- **EXERCISE REQUIREMENTS**
Please quote the material exactly, every line of it.

☆ ☆ ☆

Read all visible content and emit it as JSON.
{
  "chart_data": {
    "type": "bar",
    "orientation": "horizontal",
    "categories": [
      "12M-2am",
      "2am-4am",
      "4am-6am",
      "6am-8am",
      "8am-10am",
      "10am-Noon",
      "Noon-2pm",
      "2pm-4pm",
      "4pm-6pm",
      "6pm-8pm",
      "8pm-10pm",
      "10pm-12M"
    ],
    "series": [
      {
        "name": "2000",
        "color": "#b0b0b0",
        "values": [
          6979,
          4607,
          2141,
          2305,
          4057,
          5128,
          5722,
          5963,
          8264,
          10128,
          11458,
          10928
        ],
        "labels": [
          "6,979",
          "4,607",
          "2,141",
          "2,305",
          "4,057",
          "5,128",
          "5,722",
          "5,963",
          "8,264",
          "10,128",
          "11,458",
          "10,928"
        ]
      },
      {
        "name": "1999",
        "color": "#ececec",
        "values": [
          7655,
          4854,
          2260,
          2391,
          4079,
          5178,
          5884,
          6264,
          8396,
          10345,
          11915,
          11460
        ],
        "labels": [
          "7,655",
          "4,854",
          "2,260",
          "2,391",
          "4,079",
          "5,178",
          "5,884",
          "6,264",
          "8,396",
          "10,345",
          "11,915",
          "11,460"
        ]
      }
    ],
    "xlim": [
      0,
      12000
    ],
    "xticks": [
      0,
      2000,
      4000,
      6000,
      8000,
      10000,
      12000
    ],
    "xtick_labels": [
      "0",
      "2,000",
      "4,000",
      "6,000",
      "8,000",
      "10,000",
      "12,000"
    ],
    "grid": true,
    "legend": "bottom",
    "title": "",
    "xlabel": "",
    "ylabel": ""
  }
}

☆ ☆ ☆

- **RESPONSE TO THE TASK**
Read all visible content and emit it as JSON.
{
  "chart_data": {
    "type": "bar",
    "orientation": "horizontal",
    "categories": [
      "12M-2am",
      "2am-4am",
      "4am-6am",
      "6am-8am",
      "8am-10am",
      "10am-Noon",
      "Noon-2pm",
      "2pm-4pm",
      "4pm-6pm",
      "6pm-8pm",
      "8pm-10pm",
      "10pm-12M"
    ],
    "series": [
      {
        "name": "2000",
        "color": "#b0b0b0",
        "values": [
          6979,
          4607,
          2141,
          2305,
          4057,
          5128,
          5722,
          5963,
          8264,
          10128,
          11458,
          10928
        ],
        "labels": [
          "6,979",
          "4,607",
          "2,141",
          "2,305",
          "4,057",
          "5,128",
          "5,722",
          "5,963",
          "8,264",
          "10,128",
          "11,458",
          "10,928"
        ]
      },
      {
        "name": "1999",
        "color": "#ececec",
        "values": [
          7655,
          4854,
          2260,
          2391,
          4079,
          5178,
          5884,
          6264,
          8396,
          10345,
          11915,
          11460
        ],
        "labels": [
          "7,655",
          "4,854",
          "2,260",
          "2,391",
          "4,079",
          "5,178",
          "5,884",
          "6,264",
          "8,396",
          "10,345",
          "11,915",
          "11,460"
        ]
      }
    ],
    "xlim": [
      0,
      12000
    ],
    "xticks": [
      0,
      2000,
      4000,
      6000,
      8000,
      10000,
      12000
    ],
    "xtick_labels": [
      "0",
      "2,000",
      "4,000",
      "6,000",
      "8,000",
      "10,000",
      "12,000"
    ],
    "grid": true,
    "legend": "bottom",
    "title": "",
    "xlabel": "",
    "ylabel": ""
  }
}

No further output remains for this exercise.